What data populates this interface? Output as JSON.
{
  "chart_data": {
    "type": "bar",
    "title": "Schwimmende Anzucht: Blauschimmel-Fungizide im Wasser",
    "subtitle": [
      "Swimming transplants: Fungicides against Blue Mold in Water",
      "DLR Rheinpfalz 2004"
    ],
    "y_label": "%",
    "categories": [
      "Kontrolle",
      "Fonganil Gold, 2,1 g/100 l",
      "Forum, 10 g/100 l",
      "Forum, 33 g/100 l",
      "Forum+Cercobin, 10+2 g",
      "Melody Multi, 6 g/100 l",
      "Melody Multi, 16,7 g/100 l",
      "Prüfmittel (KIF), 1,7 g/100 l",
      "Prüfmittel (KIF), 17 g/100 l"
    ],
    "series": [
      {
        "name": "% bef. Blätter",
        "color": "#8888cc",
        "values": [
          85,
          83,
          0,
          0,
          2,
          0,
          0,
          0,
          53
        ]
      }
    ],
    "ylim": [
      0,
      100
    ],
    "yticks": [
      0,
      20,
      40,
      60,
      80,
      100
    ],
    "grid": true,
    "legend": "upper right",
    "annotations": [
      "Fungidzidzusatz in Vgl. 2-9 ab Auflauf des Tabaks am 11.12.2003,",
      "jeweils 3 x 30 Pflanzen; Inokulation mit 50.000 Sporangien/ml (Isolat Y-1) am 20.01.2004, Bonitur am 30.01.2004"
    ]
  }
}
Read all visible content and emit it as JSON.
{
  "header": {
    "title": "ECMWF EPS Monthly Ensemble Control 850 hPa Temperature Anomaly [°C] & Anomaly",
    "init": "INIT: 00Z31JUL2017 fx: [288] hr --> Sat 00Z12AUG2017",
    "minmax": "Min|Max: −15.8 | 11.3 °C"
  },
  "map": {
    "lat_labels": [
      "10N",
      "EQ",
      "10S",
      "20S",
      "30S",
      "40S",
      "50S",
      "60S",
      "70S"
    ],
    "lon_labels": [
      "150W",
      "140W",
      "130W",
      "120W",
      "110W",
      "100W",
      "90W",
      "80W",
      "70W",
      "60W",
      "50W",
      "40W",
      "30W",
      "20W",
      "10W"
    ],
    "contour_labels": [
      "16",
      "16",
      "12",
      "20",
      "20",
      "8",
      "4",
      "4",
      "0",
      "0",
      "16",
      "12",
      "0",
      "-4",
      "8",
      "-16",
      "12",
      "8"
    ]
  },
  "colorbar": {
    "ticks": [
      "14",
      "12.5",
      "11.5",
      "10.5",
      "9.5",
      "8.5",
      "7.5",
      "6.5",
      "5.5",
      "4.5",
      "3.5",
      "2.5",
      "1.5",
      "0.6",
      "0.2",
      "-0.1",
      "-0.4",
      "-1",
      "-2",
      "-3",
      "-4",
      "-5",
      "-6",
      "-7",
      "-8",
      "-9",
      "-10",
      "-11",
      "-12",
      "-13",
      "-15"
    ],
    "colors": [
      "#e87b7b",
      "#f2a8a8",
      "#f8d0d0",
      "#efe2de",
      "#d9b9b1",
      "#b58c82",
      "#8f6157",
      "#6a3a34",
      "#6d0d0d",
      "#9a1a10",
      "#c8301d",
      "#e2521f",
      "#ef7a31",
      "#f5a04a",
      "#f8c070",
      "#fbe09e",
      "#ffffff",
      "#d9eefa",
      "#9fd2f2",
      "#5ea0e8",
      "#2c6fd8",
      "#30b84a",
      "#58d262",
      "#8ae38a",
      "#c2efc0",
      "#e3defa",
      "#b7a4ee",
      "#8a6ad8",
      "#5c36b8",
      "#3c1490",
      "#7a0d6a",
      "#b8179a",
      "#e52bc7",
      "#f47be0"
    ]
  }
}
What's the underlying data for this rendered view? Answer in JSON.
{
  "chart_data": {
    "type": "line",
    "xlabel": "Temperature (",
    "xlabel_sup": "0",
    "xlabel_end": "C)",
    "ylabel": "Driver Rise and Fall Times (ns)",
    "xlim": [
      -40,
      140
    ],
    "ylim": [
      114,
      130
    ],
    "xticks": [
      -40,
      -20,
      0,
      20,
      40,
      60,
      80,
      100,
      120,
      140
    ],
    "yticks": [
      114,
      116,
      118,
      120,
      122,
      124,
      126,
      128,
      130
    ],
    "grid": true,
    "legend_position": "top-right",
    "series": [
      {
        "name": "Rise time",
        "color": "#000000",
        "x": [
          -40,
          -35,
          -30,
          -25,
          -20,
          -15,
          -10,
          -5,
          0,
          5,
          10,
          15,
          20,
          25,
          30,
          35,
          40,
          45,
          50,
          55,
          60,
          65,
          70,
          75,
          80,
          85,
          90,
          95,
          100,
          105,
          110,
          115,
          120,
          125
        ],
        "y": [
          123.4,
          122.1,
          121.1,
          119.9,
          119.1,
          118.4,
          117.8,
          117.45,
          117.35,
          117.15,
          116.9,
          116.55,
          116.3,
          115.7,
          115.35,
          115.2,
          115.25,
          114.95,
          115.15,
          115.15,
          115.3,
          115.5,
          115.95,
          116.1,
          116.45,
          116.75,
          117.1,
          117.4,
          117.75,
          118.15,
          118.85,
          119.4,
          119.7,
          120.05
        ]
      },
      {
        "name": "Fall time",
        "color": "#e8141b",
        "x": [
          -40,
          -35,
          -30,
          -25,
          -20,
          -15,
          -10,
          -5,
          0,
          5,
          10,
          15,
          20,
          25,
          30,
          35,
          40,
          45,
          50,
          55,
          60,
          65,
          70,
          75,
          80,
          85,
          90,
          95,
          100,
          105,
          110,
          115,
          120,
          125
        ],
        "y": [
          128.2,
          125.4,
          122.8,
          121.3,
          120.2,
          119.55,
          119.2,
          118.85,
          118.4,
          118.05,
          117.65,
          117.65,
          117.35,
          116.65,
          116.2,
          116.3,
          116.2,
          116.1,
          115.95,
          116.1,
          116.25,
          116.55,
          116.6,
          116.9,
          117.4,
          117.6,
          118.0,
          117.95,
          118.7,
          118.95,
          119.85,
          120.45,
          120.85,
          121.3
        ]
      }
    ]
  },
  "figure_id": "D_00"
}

::::

TASK GOAL: Which lines contain the word "Temperature"? Copy each one.

THE SOLUTION:
    "title": "ECMWF EPS Monthly Ensemble Control 850 hPa Temperature Anomaly [°C] & Anomaly",
    "xlabel": "Temperature (",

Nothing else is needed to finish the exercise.